■ **Collected data**:
####

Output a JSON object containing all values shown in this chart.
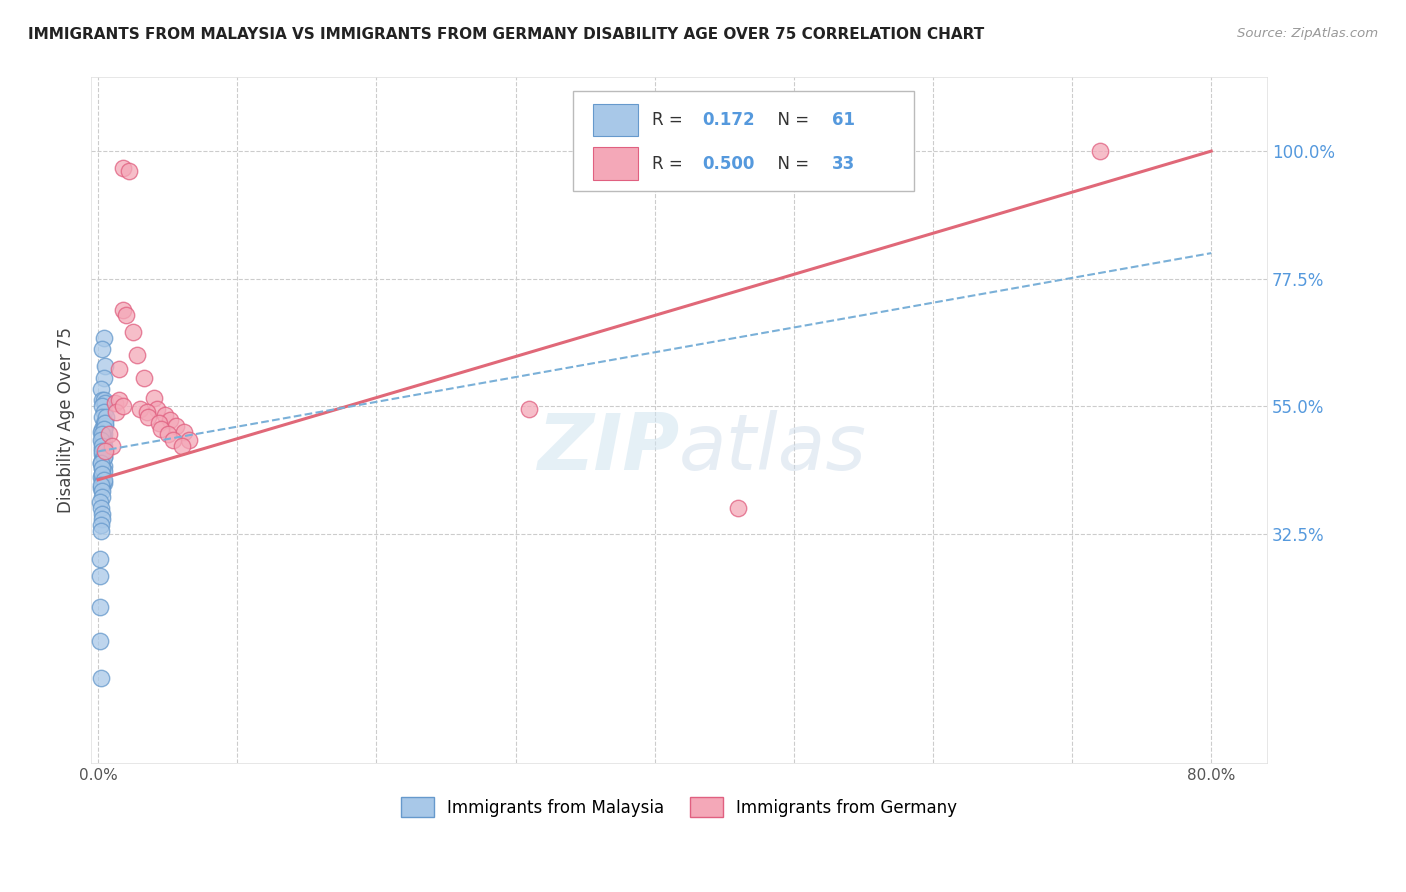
{
  "title": "IMMIGRANTS FROM MALAYSIA VS IMMIGRANTS FROM GERMANY DISABILITY AGE OVER 75 CORRELATION CHART",
  "source": "Source: ZipAtlas.com",
  "ylabel": "Disability Age Over 75",
  "xlim": [
    -0.005,
    0.84
  ],
  "ylim": [
    -0.08,
    1.13
  ],
  "ytick_labels": [
    "100.0%",
    "77.5%",
    "55.0%",
    "32.5%"
  ],
  "ytick_vals": [
    1.0,
    0.775,
    0.55,
    0.325
  ],
  "xtick_labels": [
    "0.0%",
    "",
    "",
    "",
    "",
    "",
    "",
    "",
    "80.0%"
  ],
  "xtick_vals": [
    0.0,
    0.1,
    0.2,
    0.3,
    0.4,
    0.5,
    0.6,
    0.7,
    0.8
  ],
  "legend_blue_label": "Immigrants from Malaysia",
  "legend_pink_label": "Immigrants from Germany",
  "R_blue": "0.172",
  "N_blue": "61",
  "R_pink": "0.500",
  "N_pink": "33",
  "blue_fill": "#a8c8e8",
  "pink_fill": "#f4a8b8",
  "blue_edge": "#6699cc",
  "pink_edge": "#e06080",
  "line_blue_color": "#7ab0d8",
  "line_pink_color": "#e06878",
  "watermark_zip": "ZIP",
  "watermark_atlas": "atlas",
  "grid_color": "#cccccc",
  "blue_scatter_x": [
    0.004,
    0.003,
    0.005,
    0.004,
    0.002,
    0.003,
    0.004,
    0.005,
    0.003,
    0.004,
    0.003,
    0.004,
    0.005,
    0.003,
    0.002,
    0.004,
    0.003,
    0.004,
    0.003,
    0.004,
    0.003,
    0.004,
    0.003,
    0.004,
    0.003,
    0.002,
    0.004,
    0.003,
    0.004,
    0.003,
    0.002,
    0.003,
    0.004,
    0.003,
    0.002,
    0.006,
    0.005,
    0.004,
    0.003,
    0.002,
    0.003,
    0.003,
    0.004,
    0.002,
    0.003,
    0.003,
    0.004,
    0.002,
    0.003,
    0.003,
    0.001,
    0.002,
    0.003,
    0.003,
    0.002,
    0.002,
    0.001,
    0.001,
    0.001,
    0.001,
    0.002
  ],
  "blue_scatter_y": [
    0.67,
    0.65,
    0.62,
    0.6,
    0.58,
    0.56,
    0.56,
    0.555,
    0.55,
    0.54,
    0.53,
    0.52,
    0.515,
    0.51,
    0.505,
    0.5,
    0.495,
    0.49,
    0.485,
    0.48,
    0.475,
    0.47,
    0.465,
    0.46,
    0.455,
    0.45,
    0.445,
    0.44,
    0.435,
    0.43,
    0.425,
    0.42,
    0.415,
    0.41,
    0.405,
    0.53,
    0.52,
    0.51,
    0.5,
    0.49,
    0.48,
    0.47,
    0.46,
    0.45,
    0.44,
    0.43,
    0.42,
    0.41,
    0.4,
    0.39,
    0.38,
    0.37,
    0.36,
    0.35,
    0.34,
    0.33,
    0.28,
    0.25,
    0.195,
    0.135,
    0.07
  ],
  "pink_scatter_x": [
    0.018,
    0.022,
    0.018,
    0.02,
    0.025,
    0.028,
    0.015,
    0.033,
    0.04,
    0.012,
    0.042,
    0.048,
    0.052,
    0.056,
    0.062,
    0.008,
    0.065,
    0.01,
    0.03,
    0.035,
    0.036,
    0.044,
    0.045,
    0.05,
    0.054,
    0.06,
    0.005,
    0.015,
    0.013,
    0.018,
    0.31,
    0.46,
    0.72
  ],
  "pink_scatter_y": [
    0.97,
    0.965,
    0.72,
    0.71,
    0.68,
    0.64,
    0.615,
    0.6,
    0.565,
    0.555,
    0.545,
    0.535,
    0.525,
    0.515,
    0.505,
    0.5,
    0.49,
    0.48,
    0.545,
    0.54,
    0.53,
    0.52,
    0.51,
    0.5,
    0.49,
    0.48,
    0.47,
    0.56,
    0.54,
    0.55,
    0.545,
    0.37,
    1.0
  ],
  "blue_line_x": [
    0.0,
    0.8
  ],
  "blue_line_y": [
    0.47,
    0.82
  ],
  "pink_line_x": [
    0.0,
    0.8
  ],
  "pink_line_y": [
    0.42,
    1.0
  ]
}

####

■ **Exercise**:
Except for the pictures, print the data above exactly.

■ **Solved problem**:
Output a JSON object containing all values shown in this chart.
{
  "title": "IMMIGRANTS FROM MALAYSIA VS IMMIGRANTS FROM GERMANY DISABILITY AGE OVER 75 CORRELATION CHART",
  "source": "Source: ZipAtlas.com",
  "ylabel": "Disability Age Over 75",
  "xlim": [
    -0.005,
    0.84
  ],
  "ylim": [
    -0.08,
    1.13
  ],
  "ytick_labels": [
    "100.0%",
    "77.5%",
    "55.0%",
    "32.5%"
  ],
  "ytick_vals": [
    1.0,
    0.775,
    0.55,
    0.325
  ],
  "xtick_labels": [
    "0.0%",
    "",
    "",
    "",
    "",
    "",
    "",
    "",
    "80.0%"
  ],
  "xtick_vals": [
    0.0,
    0.1,
    0.2,
    0.3,
    0.4,
    0.5,
    0.6,
    0.7,
    0.8
  ],
  "legend_blue_label": "Immigrants from Malaysia",
  "legend_pink_label": "Immigrants from Germany",
  "R_blue": "0.172",
  "N_blue": "61",
  "R_pink": "0.500",
  "N_pink": "33",
  "blue_fill": "#a8c8e8",
  "pink_fill": "#f4a8b8",
  "blue_edge": "#6699cc",
  "pink_edge": "#e06080",
  "line_blue_color": "#7ab0d8",
  "line_pink_color": "#e06878",
  "watermark_zip": "ZIP",
  "watermark_atlas": "atlas",
  "grid_color": "#cccccc",
  "blue_scatter_x": [
    0.004,
    0.003,
    0.005,
    0.004,
    0.002,
    0.003,
    0.004,
    0.005,
    0.003,
    0.004,
    0.003,
    0.004,
    0.005,
    0.003,
    0.002,
    0.004,
    0.003,
    0.004,
    0.003,
    0.004,
    0.003,
    0.004,
    0.003,
    0.004,
    0.003,
    0.002,
    0.004,
    0.003,
    0.004,
    0.003,
    0.002,
    0.003,
    0.004,
    0.003,
    0.002,
    0.006,
    0.005,
    0.004,
    0.003,
    0.002,
    0.003,
    0.003,
    0.004,
    0.002,
    0.003,
    0.003,
    0.004,
    0.002,
    0.003,
    0.003,
    0.001,
    0.002,
    0.003,
    0.003,
    0.002,
    0.002,
    0.001,
    0.001,
    0.001,
    0.001,
    0.002
  ],
  "blue_scatter_y": [
    0.67,
    0.65,
    0.62,
    0.6,
    0.58,
    0.56,
    0.56,
    0.555,
    0.55,
    0.54,
    0.53,
    0.52,
    0.515,
    0.51,
    0.505,
    0.5,
    0.495,
    0.49,
    0.485,
    0.48,
    0.475,
    0.47,
    0.465,
    0.46,
    0.455,
    0.45,
    0.445,
    0.44,
    0.435,
    0.43,
    0.425,
    0.42,
    0.415,
    0.41,
    0.405,
    0.53,
    0.52,
    0.51,
    0.5,
    0.49,
    0.48,
    0.47,
    0.46,
    0.45,
    0.44,
    0.43,
    0.42,
    0.41,
    0.4,
    0.39,
    0.38,
    0.37,
    0.36,
    0.35,
    0.34,
    0.33,
    0.28,
    0.25,
    0.195,
    0.135,
    0.07
  ],
  "pink_scatter_x": [
    0.018,
    0.022,
    0.018,
    0.02,
    0.025,
    0.028,
    0.015,
    0.033,
    0.04,
    0.012,
    0.042,
    0.048,
    0.052,
    0.056,
    0.062,
    0.008,
    0.065,
    0.01,
    0.03,
    0.035,
    0.036,
    0.044,
    0.045,
    0.05,
    0.054,
    0.06,
    0.005,
    0.015,
    0.013,
    0.018,
    0.31,
    0.46,
    0.72
  ],
  "pink_scatter_y": [
    0.97,
    0.965,
    0.72,
    0.71,
    0.68,
    0.64,
    0.615,
    0.6,
    0.565,
    0.555,
    0.545,
    0.535,
    0.525,
    0.515,
    0.505,
    0.5,
    0.49,
    0.48,
    0.545,
    0.54,
    0.53,
    0.52,
    0.51,
    0.5,
    0.49,
    0.48,
    0.47,
    0.56,
    0.54,
    0.55,
    0.545,
    0.37,
    1.0
  ],
  "blue_line_x": [
    0.0,
    0.8
  ],
  "blue_line_y": [
    0.47,
    0.82
  ],
  "pink_line_x": [
    0.0,
    0.8
  ],
  "pink_line_y": [
    0.42,
    1.0
  ]
}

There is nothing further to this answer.